** START OF DATASET RECORDS **

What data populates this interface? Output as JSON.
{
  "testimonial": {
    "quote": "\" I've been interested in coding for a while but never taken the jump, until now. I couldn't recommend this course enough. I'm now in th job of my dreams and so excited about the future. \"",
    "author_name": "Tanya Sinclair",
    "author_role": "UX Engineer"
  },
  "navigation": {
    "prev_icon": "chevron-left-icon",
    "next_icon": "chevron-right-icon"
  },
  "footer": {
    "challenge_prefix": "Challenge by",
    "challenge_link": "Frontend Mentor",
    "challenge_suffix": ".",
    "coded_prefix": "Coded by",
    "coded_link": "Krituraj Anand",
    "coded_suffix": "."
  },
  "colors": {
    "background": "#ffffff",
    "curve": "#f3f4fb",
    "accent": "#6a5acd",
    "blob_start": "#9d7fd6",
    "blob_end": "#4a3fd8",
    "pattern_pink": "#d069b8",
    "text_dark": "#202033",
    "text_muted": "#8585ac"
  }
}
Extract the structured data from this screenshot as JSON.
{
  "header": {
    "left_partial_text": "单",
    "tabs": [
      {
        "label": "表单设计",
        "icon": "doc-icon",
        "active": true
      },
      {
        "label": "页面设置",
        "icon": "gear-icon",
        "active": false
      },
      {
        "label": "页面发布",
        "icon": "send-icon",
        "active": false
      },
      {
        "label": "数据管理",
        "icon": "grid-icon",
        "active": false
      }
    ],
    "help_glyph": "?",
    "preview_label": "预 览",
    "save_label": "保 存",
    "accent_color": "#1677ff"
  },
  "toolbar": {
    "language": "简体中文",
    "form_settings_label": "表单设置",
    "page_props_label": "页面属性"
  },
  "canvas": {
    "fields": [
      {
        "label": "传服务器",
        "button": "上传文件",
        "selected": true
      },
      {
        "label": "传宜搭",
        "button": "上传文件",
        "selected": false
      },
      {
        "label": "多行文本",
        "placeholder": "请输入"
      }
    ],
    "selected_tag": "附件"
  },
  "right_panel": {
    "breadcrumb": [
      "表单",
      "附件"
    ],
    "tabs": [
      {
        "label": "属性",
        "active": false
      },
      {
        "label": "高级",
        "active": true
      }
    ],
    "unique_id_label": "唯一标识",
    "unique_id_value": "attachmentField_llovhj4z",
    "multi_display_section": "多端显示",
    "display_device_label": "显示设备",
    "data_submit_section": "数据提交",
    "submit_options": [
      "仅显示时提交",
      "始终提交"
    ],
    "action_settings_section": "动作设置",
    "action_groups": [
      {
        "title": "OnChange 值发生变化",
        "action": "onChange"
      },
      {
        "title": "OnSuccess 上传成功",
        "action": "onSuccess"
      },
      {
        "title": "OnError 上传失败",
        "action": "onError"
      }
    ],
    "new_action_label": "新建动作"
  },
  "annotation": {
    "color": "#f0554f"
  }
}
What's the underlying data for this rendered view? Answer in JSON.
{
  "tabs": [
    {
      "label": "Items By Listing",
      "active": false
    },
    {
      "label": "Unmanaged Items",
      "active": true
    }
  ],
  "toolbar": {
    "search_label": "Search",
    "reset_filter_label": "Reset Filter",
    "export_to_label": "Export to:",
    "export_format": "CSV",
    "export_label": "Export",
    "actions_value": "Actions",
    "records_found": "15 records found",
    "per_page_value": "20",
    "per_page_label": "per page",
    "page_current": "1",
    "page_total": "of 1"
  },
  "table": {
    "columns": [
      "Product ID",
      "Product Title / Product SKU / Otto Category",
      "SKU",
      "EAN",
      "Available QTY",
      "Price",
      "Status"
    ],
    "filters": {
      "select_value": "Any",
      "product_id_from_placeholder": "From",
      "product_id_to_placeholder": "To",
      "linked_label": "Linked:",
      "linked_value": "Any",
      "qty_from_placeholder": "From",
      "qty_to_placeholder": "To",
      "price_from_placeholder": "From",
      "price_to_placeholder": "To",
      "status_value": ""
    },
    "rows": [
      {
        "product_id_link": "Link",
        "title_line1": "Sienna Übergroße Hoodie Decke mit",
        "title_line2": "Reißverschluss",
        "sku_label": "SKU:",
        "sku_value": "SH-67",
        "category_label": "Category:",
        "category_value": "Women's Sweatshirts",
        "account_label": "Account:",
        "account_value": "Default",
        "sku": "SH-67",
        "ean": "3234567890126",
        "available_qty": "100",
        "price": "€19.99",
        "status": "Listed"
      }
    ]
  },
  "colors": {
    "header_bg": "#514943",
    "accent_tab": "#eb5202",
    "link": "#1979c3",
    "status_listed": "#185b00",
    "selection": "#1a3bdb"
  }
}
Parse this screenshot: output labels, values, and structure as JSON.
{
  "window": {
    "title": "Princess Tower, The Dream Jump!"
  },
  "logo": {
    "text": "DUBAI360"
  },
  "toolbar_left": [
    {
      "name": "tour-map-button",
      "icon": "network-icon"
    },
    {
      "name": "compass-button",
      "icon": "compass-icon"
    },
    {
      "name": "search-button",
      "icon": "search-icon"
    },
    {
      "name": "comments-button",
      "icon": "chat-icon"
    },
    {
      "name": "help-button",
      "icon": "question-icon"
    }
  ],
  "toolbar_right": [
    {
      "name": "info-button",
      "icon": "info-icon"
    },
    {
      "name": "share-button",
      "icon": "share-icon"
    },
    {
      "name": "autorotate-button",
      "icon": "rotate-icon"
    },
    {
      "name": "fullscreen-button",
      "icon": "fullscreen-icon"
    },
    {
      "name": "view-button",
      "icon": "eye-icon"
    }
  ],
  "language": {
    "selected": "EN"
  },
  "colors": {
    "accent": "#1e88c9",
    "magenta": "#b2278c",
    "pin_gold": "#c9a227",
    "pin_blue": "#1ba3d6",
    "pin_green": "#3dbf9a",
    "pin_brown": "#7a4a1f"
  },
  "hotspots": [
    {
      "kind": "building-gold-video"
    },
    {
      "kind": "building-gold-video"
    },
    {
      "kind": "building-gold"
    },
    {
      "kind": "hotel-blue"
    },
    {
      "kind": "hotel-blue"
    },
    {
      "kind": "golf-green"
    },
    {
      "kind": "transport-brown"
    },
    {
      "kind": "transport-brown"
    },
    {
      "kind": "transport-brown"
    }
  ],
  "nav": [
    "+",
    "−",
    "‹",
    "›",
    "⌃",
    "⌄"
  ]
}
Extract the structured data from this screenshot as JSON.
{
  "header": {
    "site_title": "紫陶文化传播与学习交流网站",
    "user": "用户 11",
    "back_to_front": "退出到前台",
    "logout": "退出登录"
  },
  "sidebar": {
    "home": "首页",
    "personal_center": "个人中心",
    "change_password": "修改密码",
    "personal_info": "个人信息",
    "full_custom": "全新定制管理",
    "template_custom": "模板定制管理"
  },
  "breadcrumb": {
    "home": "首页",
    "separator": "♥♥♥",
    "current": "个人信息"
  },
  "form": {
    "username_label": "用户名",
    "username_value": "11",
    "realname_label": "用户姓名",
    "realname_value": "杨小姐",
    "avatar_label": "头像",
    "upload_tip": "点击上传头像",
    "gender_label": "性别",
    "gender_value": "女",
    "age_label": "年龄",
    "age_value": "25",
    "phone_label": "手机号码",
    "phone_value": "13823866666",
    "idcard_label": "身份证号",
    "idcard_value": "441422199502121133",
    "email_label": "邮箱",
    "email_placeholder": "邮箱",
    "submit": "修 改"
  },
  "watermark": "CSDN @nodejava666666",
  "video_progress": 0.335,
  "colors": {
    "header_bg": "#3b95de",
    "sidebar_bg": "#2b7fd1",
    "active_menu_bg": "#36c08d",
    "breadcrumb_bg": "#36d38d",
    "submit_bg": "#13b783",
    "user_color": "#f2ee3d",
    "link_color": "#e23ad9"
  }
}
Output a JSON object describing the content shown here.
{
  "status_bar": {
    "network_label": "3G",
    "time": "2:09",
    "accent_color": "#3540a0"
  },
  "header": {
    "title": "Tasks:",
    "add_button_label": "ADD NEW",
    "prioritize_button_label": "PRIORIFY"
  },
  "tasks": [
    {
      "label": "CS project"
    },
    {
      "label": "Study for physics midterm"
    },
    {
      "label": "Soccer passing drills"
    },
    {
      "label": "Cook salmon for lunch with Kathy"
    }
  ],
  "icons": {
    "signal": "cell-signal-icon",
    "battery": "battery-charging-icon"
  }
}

** END OF DATASET RECORDS **

Exactly reproduce the lines from the one containing "Output a JSON" through the end of the records, and only those lines.

Output a JSON object describing the content shown here.
{
  "status_bar": {
    "network_label": "3G",
    "time": "2:09",
    "accent_color": "#3540a0"
  },
  "header": {
    "title": "Tasks:",
    "add_button_label": "ADD NEW",
    "prioritize_button_label": "PRIORIFY"
  },
  "tasks": [
    {
      "label": "CS project"
    },
    {
      "label": "Study for physics midterm"
    },
    {
      "label": "Soccer passing drills"
    },
    {
      "label": "Cook salmon for lunch with Kathy"
    }
  ],
  "icons": {
    "signal": "cell-signal-icon",
    "battery": "battery-charging-icon"
  }
}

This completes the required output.